Print the data exactly as it is given, please.

» **Exercise input**
+++++

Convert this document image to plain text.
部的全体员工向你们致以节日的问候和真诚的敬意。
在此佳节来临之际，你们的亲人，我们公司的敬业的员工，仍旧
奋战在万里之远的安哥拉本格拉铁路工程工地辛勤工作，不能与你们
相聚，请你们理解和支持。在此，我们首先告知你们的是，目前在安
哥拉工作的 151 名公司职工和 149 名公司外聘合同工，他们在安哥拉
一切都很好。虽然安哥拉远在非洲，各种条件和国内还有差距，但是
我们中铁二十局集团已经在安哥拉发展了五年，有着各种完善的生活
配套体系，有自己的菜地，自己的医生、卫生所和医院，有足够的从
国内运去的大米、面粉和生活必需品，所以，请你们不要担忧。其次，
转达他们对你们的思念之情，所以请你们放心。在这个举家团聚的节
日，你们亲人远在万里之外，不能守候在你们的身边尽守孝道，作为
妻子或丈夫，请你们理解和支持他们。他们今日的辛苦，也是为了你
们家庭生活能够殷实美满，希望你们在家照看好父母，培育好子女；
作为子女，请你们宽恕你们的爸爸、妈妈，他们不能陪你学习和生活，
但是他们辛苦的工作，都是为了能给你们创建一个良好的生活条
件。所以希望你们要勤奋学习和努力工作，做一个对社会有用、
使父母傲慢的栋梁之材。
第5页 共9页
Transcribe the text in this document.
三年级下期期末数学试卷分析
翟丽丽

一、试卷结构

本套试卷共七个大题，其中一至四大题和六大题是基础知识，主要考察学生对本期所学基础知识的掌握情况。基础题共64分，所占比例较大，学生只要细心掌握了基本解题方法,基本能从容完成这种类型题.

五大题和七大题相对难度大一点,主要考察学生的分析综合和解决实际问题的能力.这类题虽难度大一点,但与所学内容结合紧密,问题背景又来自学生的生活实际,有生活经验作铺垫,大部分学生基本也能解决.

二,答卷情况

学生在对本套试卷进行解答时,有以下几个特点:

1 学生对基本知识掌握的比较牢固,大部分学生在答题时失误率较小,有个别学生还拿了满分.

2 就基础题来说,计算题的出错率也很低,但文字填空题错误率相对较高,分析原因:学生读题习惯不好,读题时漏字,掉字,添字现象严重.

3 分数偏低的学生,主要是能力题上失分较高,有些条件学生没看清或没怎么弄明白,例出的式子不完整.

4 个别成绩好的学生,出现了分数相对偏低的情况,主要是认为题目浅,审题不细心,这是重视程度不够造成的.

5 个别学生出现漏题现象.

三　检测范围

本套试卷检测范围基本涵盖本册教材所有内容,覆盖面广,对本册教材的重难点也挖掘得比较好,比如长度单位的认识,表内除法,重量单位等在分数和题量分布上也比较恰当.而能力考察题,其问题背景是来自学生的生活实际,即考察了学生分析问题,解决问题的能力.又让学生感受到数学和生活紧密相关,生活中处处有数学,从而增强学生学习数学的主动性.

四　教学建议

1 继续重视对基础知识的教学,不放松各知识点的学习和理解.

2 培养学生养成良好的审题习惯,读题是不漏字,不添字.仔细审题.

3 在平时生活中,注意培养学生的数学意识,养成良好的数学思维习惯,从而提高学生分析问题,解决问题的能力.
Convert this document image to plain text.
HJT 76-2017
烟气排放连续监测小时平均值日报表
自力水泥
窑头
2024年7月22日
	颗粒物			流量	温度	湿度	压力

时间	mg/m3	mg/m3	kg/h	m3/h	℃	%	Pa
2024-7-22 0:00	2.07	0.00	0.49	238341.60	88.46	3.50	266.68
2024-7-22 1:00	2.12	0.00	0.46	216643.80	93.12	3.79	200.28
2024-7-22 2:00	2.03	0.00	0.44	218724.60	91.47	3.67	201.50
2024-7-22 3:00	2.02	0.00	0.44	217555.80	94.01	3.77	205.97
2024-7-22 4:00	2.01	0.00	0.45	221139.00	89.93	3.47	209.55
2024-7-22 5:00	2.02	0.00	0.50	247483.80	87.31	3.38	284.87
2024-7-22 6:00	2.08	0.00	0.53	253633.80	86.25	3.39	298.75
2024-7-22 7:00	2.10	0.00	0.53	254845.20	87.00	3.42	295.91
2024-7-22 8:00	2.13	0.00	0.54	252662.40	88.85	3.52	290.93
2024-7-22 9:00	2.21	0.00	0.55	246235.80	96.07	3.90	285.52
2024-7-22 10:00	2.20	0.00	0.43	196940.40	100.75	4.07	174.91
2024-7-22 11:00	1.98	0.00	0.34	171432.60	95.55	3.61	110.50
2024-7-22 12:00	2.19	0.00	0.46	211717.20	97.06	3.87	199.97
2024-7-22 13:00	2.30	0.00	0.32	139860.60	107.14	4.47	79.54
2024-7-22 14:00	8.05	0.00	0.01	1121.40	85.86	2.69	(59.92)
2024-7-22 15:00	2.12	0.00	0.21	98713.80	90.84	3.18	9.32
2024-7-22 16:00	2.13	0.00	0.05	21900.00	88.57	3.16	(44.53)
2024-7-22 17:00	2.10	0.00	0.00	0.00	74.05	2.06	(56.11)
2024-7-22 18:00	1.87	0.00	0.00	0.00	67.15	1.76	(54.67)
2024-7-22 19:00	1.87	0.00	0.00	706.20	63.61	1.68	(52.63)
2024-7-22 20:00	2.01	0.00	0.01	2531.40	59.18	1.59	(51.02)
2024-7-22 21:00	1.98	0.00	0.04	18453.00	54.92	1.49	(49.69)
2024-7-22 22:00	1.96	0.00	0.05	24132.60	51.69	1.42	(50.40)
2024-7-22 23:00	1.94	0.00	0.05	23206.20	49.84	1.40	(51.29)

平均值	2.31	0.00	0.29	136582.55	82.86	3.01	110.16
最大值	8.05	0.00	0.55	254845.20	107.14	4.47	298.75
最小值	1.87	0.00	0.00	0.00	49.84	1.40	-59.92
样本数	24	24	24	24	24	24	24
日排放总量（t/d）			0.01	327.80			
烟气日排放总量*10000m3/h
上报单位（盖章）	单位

+++++

» **Result of the exercise**
Convert this document image to plain text.
部的全体员工向你们致以节日的问候和真诚的敬意。
在此佳节来临之际，你们的亲人，我们公司的敬业的员工，仍旧
奋战在万里之远的安哥拉本格拉铁路工程工地辛勤工作，不能与你们
相聚，请你们理解和支持。在此，我们首先告知你们的是，目前在安
哥拉工作的 151 名公司职工和 149 名公司外聘合同工，他们在安哥拉
一切都很好。虽然安哥拉远在非洲，各种条件和国内还有差距，但是
我们中铁二十局集团已经在安哥拉发展了五年，有着各种完善的生活
配套体系，有自己的菜地，自己的医生、卫生所和医院，有足够的从
国内运去的大米、面粉和生活必需品，所以，请你们不要担忧。其次，
转达他们对你们的思念之情，所以请你们放心。在这个举家团聚的节
日，你们亲人远在万里之外，不能守候在你们的身边尽守孝道，作为
妻子或丈夫，请你们理解和支持他们。他们今日的辛苦，也是为了你
们家庭生活能够殷实美满，希望你们在家照看好父母，培育好子女；
作为子女，请你们宽恕你们的爸爸、妈妈，他们不能陪你学习和生活，
但是他们辛苦的工作，都是为了能给你们创建一个良好的生活条
件。所以希望你们要勤奋学习和努力工作，做一个对社会有用、
使父母傲慢的栋梁之材。
第5页 共9页
Transcribe the text in this document.
三年级下期期末数学试卷分析
翟丽丽

一、试卷结构

本套试卷共七个大题，其中一至四大题和六大题是基础知识，主要考察学生对本期所学基础知识的掌握情况。基础题共64分，所占比例较大，学生只要细心掌握了基本解题方法,基本能从容完成这种类型题.

五大题和七大题相对难度大一点,主要考察学生的分析综合和解决实际问题的能力.这类题虽难度大一点,但与所学内容结合紧密,问题背景又来自学生的生活实际,有生活经验作铺垫,大部分学生基本也能解决.

二,答卷情况

学生在对本套试卷进行解答时,有以下几个特点:

1 学生对基本知识掌握的比较牢固,大部分学生在答题时失误率较小,有个别学生还拿了满分.

2 就基础题来说,计算题的出错率也很低,但文字填空题错误率相对较高,分析原因:学生读题习惯不好,读题时漏字,掉字,添字现象严重.

3 分数偏低的学生,主要是能力题上失分较高,有些条件学生没看清或没怎么弄明白,例出的式子不完整.

4 个别成绩好的学生,出现了分数相对偏低的情况,主要是认为题目浅,审题不细心,这是重视程度不够造成的.

5 个别学生出现漏题现象.

三　检测范围

本套试卷检测范围基本涵盖本册教材所有内容,覆盖面广,对本册教材的重难点也挖掘得比较好,比如长度单位的认识,表内除法,重量单位等在分数和题量分布上也比较恰当.而能力考察题,其问题背景是来自学生的生活实际,即考察了学生分析问题,解决问题的能力.又让学生感受到数学和生活紧密相关,生活中处处有数学,从而增强学生学习数学的主动性.

四　教学建议

1 继续重视对基础知识的教学,不放松各知识点的学习和理解.

2 培养学生养成良好的审题习惯,读题是不漏字,不添字.仔细审题.

3 在平时生活中,注意培养学生的数学意识,养成良好的数学思维习惯,从而提高学生分析问题,解决问题的能力.
Convert this document image to plain text.
HJT 76-2017
烟气排放连续监测小时平均值日报表
自力水泥
窑头
2024年7月22日
	颗粒物			流量	温度	湿度	压力

时间	mg/m3	mg/m3	kg/h	m3/h	℃	%	Pa
2024-7-22 0:00	2.07	0.00	0.49	238341.60	88.46	3.50	266.68
2024-7-22 1:00	2.12	0.00	0.46	216643.80	93.12	3.79	200.28
2024-7-22 2:00	2.03	0.00	0.44	218724.60	91.47	3.67	201.50
2024-7-22 3:00	2.02	0.00	0.44	217555.80	94.01	3.77	205.97
2024-7-22 4:00	2.01	0.00	0.45	221139.00	89.93	3.47	209.55
2024-7-22 5:00	2.02	0.00	0.50	247483.80	87.31	3.38	284.87
2024-7-22 6:00	2.08	0.00	0.53	253633.80	86.25	3.39	298.75
2024-7-22 7:00	2.10	0.00	0.53	254845.20	87.00	3.42	295.91
2024-7-22 8:00	2.13	0.00	0.54	252662.40	88.85	3.52	290.93
2024-7-22 9:00	2.21	0.00	0.55	246235.80	96.07	3.90	285.52
2024-7-22 10:00	2.20	0.00	0.43	196940.40	100.75	4.07	174.91
2024-7-22 11:00	1.98	0.00	0.34	171432.60	95.55	3.61	110.50
2024-7-22 12:00	2.19	0.00	0.46	211717.20	97.06	3.87	199.97
2024-7-22 13:00	2.30	0.00	0.32	139860.60	107.14	4.47	79.54
2024-7-22 14:00	8.05	0.00	0.01	1121.40	85.86	2.69	(59.92)
2024-7-22 15:00	2.12	0.00	0.21	98713.80	90.84	3.18	9.32
2024-7-22 16:00	2.13	0.00	0.05	21900.00	88.57	3.16	(44.53)
2024-7-22 17:00	2.10	0.00	0.00	0.00	74.05	2.06	(56.11)
2024-7-22 18:00	1.87	0.00	0.00	0.00	67.15	1.76	(54.67)
2024-7-22 19:00	1.87	0.00	0.00	706.20	63.61	1.68	(52.63)
2024-7-22 20:00	2.01	0.00	0.01	2531.40	59.18	1.59	(51.02)
2024-7-22 21:00	1.98	0.00	0.04	18453.00	54.92	1.49	(49.69)
2024-7-22 22:00	1.96	0.00	0.05	24132.60	51.69	1.42	(50.40)
2024-7-22 23:00	1.94	0.00	0.05	23206.20	49.84	1.40	(51.29)

平均值	2.31	0.00	0.29	136582.55	82.86	3.01	110.16
最大值	8.05	0.00	0.55	254845.20	107.14	4.47	298.75
最小值	1.87	0.00	0.00	0.00	49.84	1.40	-59.92
样本数	24	24	24	24	24	24	24
日排放总量（t/d）			0.01	327.80			
烟气日排放总量*10000m3/h
上报单位（盖章）	单位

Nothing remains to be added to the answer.